[start]

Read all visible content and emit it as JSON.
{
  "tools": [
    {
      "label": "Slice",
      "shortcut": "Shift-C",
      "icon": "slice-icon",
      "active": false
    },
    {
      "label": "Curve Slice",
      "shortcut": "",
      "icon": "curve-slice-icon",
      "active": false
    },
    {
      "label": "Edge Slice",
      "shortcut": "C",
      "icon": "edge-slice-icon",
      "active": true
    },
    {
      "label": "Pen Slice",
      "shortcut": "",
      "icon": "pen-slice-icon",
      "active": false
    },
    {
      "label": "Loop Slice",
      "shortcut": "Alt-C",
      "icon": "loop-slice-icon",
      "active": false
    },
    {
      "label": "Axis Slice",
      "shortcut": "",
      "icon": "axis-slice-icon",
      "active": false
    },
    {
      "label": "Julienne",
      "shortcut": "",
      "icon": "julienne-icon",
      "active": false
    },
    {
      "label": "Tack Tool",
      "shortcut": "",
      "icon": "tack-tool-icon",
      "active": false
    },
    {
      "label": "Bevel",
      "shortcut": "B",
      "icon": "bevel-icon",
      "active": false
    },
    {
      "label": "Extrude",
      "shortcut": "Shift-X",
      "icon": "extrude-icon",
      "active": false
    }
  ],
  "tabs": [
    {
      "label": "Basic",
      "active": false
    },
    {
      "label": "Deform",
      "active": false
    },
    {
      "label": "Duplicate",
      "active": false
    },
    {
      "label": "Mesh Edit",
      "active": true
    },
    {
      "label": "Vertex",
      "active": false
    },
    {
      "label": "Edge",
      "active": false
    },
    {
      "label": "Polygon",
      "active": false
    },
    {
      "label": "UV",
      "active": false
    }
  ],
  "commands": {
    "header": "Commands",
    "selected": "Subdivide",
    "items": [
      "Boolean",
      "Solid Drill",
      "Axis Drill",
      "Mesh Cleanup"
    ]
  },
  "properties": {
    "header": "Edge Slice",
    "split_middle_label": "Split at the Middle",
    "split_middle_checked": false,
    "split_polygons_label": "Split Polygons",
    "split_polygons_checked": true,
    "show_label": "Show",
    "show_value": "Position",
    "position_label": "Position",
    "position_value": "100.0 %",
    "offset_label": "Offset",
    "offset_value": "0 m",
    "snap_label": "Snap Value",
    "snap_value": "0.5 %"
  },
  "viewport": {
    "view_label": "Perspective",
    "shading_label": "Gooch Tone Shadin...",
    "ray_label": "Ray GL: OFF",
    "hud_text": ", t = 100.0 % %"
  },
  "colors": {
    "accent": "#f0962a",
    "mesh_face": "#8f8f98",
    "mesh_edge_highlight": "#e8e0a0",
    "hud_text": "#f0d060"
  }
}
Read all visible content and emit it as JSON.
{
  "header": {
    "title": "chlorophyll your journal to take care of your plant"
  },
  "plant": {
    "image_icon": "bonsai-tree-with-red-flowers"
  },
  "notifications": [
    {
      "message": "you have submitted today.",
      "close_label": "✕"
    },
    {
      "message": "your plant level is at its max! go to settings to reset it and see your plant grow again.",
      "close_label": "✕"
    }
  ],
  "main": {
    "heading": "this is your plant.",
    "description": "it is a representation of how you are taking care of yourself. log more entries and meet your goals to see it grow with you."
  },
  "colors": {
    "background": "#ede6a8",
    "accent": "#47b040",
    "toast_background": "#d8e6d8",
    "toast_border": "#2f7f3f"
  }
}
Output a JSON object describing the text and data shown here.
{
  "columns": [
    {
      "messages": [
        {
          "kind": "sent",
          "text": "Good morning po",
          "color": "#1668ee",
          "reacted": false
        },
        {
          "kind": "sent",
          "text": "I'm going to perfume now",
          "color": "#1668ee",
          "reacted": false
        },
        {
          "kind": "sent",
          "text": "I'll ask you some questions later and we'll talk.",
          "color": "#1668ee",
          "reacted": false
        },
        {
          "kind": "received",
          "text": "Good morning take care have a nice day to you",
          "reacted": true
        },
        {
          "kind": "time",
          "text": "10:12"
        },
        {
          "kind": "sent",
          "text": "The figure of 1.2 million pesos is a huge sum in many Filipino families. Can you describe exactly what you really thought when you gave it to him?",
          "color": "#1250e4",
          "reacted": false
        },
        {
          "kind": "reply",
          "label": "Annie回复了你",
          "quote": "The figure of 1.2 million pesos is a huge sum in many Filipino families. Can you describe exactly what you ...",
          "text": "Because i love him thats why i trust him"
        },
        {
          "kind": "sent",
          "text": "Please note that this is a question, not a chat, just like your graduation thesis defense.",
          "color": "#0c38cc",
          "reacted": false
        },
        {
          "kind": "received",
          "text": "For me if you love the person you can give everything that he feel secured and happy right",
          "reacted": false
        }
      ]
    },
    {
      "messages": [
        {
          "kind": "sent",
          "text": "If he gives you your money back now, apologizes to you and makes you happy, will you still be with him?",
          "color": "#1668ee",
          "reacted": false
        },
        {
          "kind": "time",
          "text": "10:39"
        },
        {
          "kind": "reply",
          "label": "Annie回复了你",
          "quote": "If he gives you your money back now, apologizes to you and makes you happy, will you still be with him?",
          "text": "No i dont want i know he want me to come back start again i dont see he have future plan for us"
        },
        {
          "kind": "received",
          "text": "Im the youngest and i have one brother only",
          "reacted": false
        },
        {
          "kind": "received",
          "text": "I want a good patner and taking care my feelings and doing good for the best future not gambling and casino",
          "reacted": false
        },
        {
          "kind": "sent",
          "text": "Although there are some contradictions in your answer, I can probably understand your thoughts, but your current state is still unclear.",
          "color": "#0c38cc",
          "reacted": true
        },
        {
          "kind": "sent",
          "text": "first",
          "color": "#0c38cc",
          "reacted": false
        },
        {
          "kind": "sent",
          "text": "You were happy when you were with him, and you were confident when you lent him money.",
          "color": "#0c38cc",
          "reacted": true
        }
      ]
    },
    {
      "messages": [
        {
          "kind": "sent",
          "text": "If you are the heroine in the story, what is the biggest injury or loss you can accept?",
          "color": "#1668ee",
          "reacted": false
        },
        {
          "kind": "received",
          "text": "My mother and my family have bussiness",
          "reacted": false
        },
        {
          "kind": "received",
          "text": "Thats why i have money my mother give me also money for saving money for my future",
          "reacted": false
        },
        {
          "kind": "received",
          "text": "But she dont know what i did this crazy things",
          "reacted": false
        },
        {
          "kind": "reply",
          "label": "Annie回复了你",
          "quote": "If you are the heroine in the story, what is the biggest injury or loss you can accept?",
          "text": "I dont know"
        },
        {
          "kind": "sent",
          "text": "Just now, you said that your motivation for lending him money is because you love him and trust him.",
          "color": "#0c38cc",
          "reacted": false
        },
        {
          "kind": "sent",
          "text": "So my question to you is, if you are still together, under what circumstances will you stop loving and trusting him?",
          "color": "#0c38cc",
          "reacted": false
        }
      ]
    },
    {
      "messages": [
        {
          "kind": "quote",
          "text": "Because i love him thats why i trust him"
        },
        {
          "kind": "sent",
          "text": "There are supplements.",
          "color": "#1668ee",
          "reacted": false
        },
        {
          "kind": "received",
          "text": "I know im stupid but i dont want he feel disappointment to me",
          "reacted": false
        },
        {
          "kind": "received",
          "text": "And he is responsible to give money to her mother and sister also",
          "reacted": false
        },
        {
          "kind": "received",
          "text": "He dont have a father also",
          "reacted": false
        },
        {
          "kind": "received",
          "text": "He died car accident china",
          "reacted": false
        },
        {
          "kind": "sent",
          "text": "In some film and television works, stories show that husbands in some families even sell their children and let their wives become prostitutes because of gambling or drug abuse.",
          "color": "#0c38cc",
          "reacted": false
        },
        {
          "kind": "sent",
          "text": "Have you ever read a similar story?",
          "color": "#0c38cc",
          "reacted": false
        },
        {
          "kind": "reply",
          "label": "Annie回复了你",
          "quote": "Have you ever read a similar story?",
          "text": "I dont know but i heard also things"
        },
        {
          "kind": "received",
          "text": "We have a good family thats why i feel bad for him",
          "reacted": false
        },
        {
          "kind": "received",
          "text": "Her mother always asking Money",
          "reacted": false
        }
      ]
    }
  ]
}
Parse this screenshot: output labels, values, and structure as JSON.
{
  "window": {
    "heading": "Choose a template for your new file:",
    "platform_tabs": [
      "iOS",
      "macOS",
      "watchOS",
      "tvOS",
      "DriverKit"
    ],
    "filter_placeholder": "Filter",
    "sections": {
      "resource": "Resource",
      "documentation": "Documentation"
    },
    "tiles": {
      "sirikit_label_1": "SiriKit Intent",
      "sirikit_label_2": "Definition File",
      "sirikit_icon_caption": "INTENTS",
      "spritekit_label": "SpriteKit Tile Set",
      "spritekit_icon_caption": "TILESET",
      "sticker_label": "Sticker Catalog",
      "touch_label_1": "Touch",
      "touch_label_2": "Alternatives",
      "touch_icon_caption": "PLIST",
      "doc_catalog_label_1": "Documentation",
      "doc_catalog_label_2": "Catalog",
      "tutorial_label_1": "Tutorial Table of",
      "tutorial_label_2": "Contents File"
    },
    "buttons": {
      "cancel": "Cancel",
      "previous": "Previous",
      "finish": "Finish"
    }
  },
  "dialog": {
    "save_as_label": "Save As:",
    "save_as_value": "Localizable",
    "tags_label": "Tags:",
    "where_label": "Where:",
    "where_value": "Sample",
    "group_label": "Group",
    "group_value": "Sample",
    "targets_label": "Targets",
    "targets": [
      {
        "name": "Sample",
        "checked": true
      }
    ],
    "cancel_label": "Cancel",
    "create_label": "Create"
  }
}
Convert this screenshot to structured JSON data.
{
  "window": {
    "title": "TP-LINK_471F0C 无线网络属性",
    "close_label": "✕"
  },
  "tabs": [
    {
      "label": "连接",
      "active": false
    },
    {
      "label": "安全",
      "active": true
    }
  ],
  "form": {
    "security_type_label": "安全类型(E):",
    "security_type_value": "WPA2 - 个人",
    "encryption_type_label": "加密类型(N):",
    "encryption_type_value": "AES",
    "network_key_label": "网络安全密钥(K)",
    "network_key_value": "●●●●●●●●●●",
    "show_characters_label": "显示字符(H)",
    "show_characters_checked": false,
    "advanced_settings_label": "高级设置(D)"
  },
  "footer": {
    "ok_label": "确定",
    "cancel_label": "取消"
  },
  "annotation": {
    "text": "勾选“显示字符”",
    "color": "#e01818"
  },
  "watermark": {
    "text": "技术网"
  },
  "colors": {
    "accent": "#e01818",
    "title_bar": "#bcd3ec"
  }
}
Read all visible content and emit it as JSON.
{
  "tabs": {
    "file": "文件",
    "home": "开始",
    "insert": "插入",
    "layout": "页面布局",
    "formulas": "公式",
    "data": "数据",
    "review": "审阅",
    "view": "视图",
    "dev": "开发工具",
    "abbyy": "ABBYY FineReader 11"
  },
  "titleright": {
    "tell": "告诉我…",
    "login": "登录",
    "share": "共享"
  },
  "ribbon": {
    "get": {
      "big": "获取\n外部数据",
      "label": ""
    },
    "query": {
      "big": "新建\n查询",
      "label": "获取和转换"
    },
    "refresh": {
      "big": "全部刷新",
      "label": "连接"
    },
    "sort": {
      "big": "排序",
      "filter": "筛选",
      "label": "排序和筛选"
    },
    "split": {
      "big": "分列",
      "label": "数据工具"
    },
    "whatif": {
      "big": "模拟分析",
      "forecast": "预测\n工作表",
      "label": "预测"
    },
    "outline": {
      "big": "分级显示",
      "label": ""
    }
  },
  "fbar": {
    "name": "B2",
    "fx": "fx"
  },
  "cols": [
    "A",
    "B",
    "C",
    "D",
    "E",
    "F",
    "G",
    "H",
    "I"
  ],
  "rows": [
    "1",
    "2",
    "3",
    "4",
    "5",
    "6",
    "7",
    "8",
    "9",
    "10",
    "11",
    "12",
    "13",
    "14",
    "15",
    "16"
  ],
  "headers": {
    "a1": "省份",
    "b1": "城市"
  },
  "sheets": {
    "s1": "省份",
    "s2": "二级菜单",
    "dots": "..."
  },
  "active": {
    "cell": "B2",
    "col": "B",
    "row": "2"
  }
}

[end]

## Stated task:
In the records above, find the lines containing "again" and copy them.

## The reply:
      "message": "your plant level is at its max! go to settings to reset it and see your plant grow again.",
          "text": "No i dont want i know he want me to come back start again i dont see he have future plan for us"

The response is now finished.